Kamis, Juni 04, 2009

Mereduksi Kebosanan

Menulis lagi.

Oke, apa yang anda, eh, maaf, elo harapkan hari ini? Gue mengharapkan hari ini berjalan lucu. Ha. Sebenarnya jujur aje dah, gue punya tugas kritik seni yang harus dikerjain, tapi setelah 3 jam nggak jelas di depan komputer, gue memilih untuk onlen dan menggampar dunia maya. Lalu, voila! Nikmati saja.

Apa yang lo pikirkan kalo menghadapi kata PAPAN KENYATAAN? Tadi malem Iqi nanya itu ke gue, Danuh, Arif, dan Aul. Di sela-sela tawa sebagai pertanda ketidakseriusan kami dalam mendisplay pameran di CMNK untuk malam ini.

Jawaban gue? Papan MDF buat alas gambar.
Danuh? Papan skor pertandingan sepak bola.
Arif? Arif nggak jawab, keburu tua, jadi akhirnya gue dan Danuh yang mengutarakan isi hati Arif untuk menjawab pertanyaan ini. Suatu hal yang tidak akan pernah sempat ia sampaikan sampai akhir hayatnya. Tenang Rip, kami masih peduli padamu sampai kapan-kapan.

####

Petunjuk Anda — Tolong tuliskan kembali seluruh teks bacaan di atas tanpa mengubah apa pun. Item-item ini diambil dari sumber yang berbeda.

####

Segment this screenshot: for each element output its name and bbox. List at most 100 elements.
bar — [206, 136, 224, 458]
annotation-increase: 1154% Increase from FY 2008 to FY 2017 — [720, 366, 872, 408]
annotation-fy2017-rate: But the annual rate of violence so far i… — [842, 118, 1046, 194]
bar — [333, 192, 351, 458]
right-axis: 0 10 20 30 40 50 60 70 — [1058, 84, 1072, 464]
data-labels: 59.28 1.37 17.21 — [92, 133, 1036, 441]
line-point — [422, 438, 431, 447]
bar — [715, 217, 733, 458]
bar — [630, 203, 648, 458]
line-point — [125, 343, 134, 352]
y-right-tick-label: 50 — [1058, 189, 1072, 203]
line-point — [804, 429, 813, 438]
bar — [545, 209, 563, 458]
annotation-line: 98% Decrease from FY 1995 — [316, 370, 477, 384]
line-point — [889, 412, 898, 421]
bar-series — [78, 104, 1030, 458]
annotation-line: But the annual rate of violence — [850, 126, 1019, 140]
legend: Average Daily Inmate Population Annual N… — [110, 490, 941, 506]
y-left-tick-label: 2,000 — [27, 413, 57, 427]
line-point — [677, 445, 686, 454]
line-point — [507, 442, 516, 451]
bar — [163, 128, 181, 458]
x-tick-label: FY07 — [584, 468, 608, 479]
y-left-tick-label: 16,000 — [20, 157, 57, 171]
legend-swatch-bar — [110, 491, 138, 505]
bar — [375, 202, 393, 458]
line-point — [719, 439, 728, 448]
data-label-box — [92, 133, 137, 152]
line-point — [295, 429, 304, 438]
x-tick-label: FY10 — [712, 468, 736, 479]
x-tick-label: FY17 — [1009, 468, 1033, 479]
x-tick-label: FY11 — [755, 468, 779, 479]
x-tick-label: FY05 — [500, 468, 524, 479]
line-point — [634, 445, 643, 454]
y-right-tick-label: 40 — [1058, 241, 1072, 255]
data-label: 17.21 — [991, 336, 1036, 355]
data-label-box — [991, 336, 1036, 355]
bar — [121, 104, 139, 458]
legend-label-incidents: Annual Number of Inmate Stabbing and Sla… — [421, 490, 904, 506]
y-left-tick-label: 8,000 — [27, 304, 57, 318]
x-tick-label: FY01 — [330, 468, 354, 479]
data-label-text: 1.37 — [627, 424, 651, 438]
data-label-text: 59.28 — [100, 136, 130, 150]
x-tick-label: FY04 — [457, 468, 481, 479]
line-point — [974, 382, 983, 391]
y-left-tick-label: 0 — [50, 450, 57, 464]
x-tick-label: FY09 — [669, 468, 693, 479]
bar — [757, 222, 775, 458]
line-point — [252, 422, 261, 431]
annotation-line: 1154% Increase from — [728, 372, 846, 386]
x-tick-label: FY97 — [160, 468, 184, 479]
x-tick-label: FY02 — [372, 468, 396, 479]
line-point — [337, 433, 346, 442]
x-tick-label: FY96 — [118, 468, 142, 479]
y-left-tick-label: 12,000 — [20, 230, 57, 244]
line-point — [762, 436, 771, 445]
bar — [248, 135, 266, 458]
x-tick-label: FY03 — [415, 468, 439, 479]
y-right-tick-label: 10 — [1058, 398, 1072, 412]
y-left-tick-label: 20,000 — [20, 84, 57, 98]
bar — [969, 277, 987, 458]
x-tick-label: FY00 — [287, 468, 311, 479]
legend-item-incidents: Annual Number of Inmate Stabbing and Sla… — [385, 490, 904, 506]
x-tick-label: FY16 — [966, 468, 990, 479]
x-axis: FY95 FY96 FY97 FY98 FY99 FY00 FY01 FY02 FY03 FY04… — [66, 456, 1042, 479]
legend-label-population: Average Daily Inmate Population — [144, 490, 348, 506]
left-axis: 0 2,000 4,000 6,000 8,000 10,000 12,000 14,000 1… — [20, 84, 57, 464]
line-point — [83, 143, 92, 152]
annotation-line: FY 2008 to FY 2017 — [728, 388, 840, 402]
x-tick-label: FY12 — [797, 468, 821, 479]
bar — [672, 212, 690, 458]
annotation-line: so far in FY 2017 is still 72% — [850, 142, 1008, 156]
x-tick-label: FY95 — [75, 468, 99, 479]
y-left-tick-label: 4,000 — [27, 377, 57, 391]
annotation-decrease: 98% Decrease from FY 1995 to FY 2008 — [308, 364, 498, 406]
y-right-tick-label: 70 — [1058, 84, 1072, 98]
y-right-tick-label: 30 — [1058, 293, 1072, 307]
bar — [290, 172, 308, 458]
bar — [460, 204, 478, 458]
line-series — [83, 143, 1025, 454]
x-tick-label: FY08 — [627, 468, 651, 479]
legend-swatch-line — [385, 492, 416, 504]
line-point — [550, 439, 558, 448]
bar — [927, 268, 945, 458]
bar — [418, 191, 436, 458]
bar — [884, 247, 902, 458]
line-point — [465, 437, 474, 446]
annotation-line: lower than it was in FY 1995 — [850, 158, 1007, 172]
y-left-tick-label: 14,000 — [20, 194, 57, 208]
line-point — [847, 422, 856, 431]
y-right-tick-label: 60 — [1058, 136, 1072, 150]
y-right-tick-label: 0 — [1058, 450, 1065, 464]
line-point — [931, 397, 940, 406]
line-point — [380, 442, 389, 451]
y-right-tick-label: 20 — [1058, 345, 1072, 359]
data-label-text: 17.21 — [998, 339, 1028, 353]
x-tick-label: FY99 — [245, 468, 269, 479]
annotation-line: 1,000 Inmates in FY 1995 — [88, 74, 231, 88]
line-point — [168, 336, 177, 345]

####

Balasan —
Kamis, Juni 04, 2009

Mereduksi Kebosanan

Menulis lagi.

Oke, apa yang anda, eh, maaf, elo harapkan hari ini? Gue mengharapkan hari ini berjalan lucu. Ha. Sebenarnya jujur aje dah, gue punya tugas kritik seni yang harus dikerjain, tapi setelah 3 jam nggak jelas di depan komputer, gue memilih untuk onlen dan menggampar dunia maya. Lalu, voila! Nikmati saja.

Apa yang lo pikirkan kalo menghadapi kata PAPAN KENYATAAN? Tadi malem Iqi nanya itu ke gue, Danuh, Arif, dan Aul. Di sela-sela tawa sebagai pertanda ketidakseriusan kami dalam mendisplay pameran di CMNK untuk malam ini.

Jawaban gue? Papan MDF buat alas gambar.
Danuh? Papan skor pertandingan sepak bola.
Arif? Arif nggak jawab, keburu tua, jadi akhirnya gue dan Danuh yang mengutarakan isi hati Arif untuk menjawab pertanyaan ini. Suatu hal yang tidak akan pernah sempat ia sampaikan sampai akhir hayatnya. Tenang Rip, kami masih peduli padamu sampai kapan-kapan.